-- start of DATASET EXTRACT --
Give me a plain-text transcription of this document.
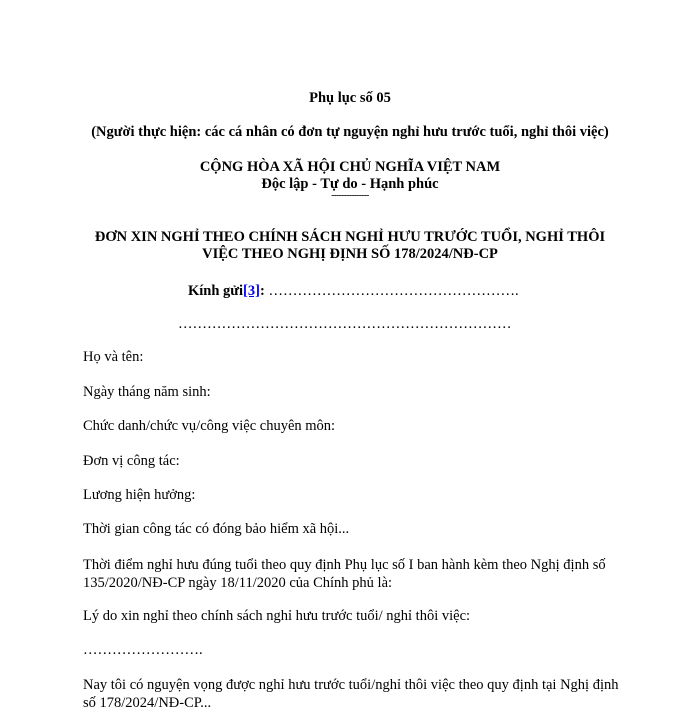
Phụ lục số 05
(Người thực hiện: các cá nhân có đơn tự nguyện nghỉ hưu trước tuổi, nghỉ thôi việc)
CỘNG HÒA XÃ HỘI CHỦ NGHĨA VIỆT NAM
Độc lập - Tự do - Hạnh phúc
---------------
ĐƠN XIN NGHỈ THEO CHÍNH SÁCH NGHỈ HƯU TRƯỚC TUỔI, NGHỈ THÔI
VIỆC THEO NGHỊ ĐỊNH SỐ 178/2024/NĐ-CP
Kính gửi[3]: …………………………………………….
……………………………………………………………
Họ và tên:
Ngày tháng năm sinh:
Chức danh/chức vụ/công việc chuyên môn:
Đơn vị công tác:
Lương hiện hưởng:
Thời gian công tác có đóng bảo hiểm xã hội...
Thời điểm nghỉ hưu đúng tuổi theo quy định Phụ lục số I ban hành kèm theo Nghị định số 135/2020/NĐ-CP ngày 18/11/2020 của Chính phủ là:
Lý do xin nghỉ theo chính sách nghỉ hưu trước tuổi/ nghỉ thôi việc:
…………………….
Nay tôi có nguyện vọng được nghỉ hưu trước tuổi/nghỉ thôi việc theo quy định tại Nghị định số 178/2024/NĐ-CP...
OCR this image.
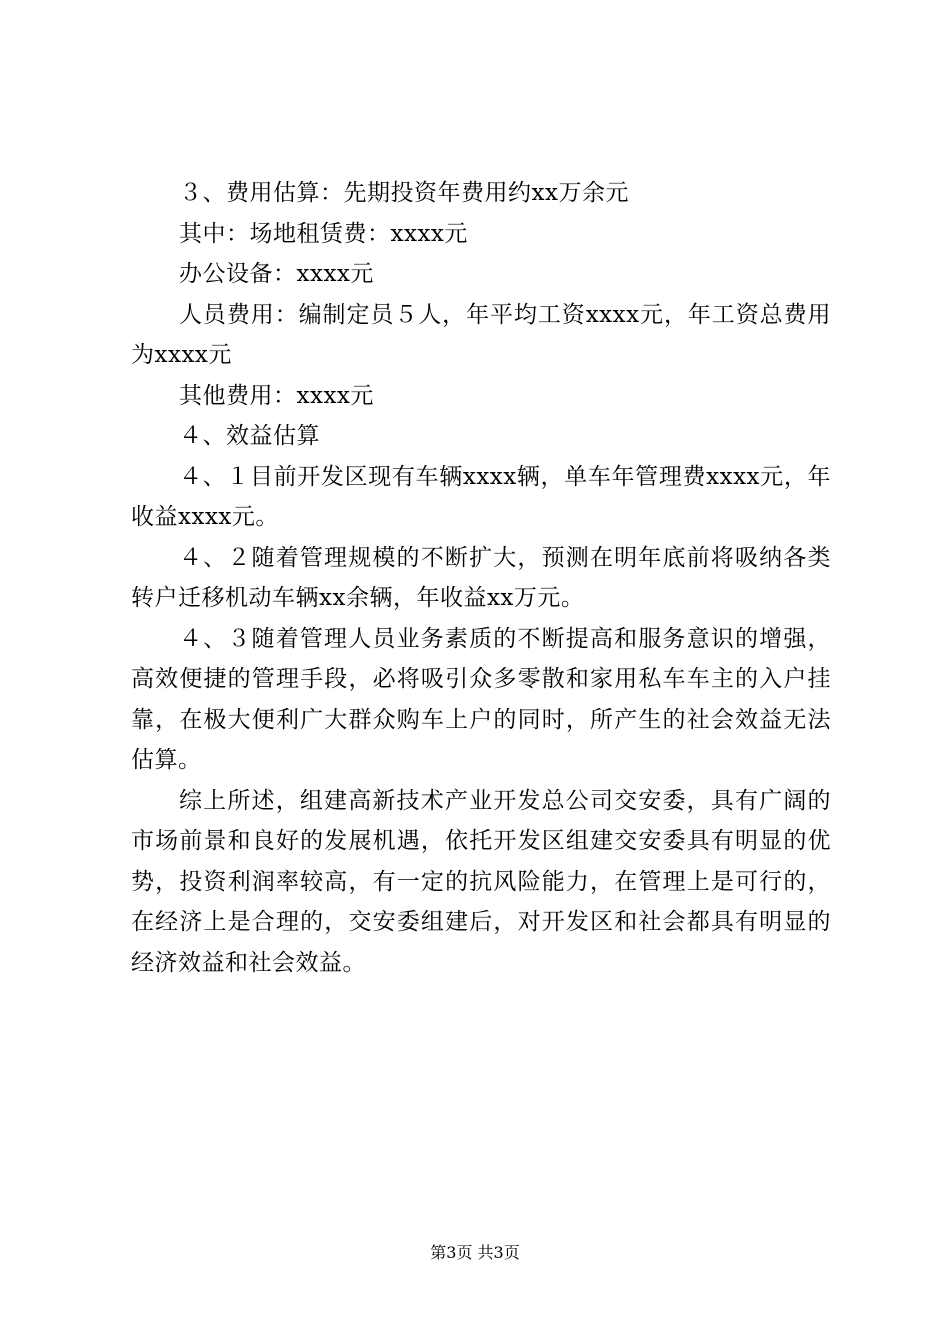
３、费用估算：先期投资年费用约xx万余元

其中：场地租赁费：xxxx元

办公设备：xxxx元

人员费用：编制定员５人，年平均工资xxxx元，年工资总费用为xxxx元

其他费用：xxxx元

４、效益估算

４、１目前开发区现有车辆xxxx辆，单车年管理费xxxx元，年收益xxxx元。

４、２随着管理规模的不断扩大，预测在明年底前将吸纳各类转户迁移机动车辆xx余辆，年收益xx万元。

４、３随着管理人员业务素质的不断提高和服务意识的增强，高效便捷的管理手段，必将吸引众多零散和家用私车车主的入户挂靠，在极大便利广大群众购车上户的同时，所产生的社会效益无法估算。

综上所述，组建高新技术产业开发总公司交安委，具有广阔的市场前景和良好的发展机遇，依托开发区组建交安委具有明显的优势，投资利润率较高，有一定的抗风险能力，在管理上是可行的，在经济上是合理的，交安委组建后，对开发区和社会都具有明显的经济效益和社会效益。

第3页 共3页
-- end of DATASET EXTRACT --
**DIRECTIONS:**
Restate word for word only the lines from the one with "OCR this image." through the last line of the material, both included. Any picture should be left out.

**REPLY:**
OCR this image.
３、费用估算：先期投资年费用约xx万余元

其中：场地租赁费：xxxx元

办公设备：xxxx元

人员费用：编制定员５人，年平均工资xxxx元，年工资总费用为xxxx元

其他费用：xxxx元

４、效益估算

４、１目前开发区现有车辆xxxx辆，单车年管理费xxxx元，年收益xxxx元。

４、２随着管理规模的不断扩大，预测在明年底前将吸纳各类转户迁移机动车辆xx余辆，年收益xx万元。

４、３随着管理人员业务素质的不断提高和服务意识的增强，高效便捷的管理手段，必将吸引众多零散和家用私车车主的入户挂靠，在极大便利广大群众购车上户的同时，所产生的社会效益无法估算。

综上所述，组建高新技术产业开发总公司交安委，具有广阔的市场前景和良好的发展机遇，依托开发区组建交安委具有明显的优势，投资利润率较高，有一定的抗风险能力，在管理上是可行的，在经济上是合理的，交安委组建后，对开发区和社会都具有明显的经济效益和社会效益。

第3页 共3页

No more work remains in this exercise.